__EXERCISE BRIEF__. Here are some entries; quote each one exactly.

__INPUT FOR THIS TASK__.
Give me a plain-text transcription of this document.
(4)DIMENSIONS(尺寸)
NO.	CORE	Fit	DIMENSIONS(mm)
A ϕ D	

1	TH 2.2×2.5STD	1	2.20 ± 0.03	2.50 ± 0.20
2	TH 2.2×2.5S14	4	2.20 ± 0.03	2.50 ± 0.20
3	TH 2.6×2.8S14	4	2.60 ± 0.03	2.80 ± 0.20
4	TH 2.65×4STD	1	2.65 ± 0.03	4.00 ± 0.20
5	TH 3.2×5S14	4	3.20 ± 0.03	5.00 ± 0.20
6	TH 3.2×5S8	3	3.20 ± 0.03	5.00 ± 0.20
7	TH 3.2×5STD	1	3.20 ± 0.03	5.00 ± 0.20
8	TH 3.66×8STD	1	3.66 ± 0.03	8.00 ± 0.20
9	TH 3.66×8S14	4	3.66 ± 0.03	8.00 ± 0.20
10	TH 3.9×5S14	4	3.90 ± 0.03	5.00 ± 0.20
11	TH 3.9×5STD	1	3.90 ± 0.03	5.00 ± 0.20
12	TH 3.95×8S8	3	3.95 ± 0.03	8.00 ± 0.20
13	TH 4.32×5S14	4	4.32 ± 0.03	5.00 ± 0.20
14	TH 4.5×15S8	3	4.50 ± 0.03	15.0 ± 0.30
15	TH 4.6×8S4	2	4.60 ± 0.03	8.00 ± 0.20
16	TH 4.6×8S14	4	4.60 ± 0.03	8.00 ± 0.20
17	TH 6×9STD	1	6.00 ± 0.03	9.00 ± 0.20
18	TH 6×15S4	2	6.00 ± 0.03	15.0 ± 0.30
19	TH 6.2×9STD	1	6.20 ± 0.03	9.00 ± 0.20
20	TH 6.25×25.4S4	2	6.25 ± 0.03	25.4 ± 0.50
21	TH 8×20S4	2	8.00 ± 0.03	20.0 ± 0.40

__EXERCISE RESPONSE__.
Give me a plain-text transcription of this document.
(4)DIMENSIONS(尺寸)
NO.	CORE	Fit	DIMENSIONS(mm)
A ϕ D	

1	TH 2.2×2.5STD	1	2.20 ± 0.03	2.50 ± 0.20
2	TH 2.2×2.5S14	4	2.20 ± 0.03	2.50 ± 0.20
3	TH 2.6×2.8S14	4	2.60 ± 0.03	2.80 ± 0.20
4	TH 2.65×4STD	1	2.65 ± 0.03	4.00 ± 0.20
5	TH 3.2×5S14	4	3.20 ± 0.03	5.00 ± 0.20
6	TH 3.2×5S8	3	3.20 ± 0.03	5.00 ± 0.20
7	TH 3.2×5STD	1	3.20 ± 0.03	5.00 ± 0.20
8	TH 3.66×8STD	1	3.66 ± 0.03	8.00 ± 0.20
9	TH 3.66×8S14	4	3.66 ± 0.03	8.00 ± 0.20
10	TH 3.9×5S14	4	3.90 ± 0.03	5.00 ± 0.20
11	TH 3.9×5STD	1	3.90 ± 0.03	5.00 ± 0.20
12	TH 3.95×8S8	3	3.95 ± 0.03	8.00 ± 0.20
13	TH 4.32×5S14	4	4.32 ± 0.03	5.00 ± 0.20
14	TH 4.5×15S8	3	4.50 ± 0.03	15.0 ± 0.30
15	TH 4.6×8S4	2	4.60 ± 0.03	8.00 ± 0.20
16	TH 4.6×8S14	4	4.60 ± 0.03	8.00 ± 0.20
17	TH 6×9STD	1	6.00 ± 0.03	9.00 ± 0.20
18	TH 6×15S4	2	6.00 ± 0.03	15.0 ± 0.30
19	TH 6.2×9STD	1	6.20 ± 0.03	9.00 ± 0.20
20	TH 6.25×25.4S4	2	6.25 ± 0.03	25.4 ± 0.50
21	TH 8×20S4	2	8.00 ± 0.03	20.0 ± 0.40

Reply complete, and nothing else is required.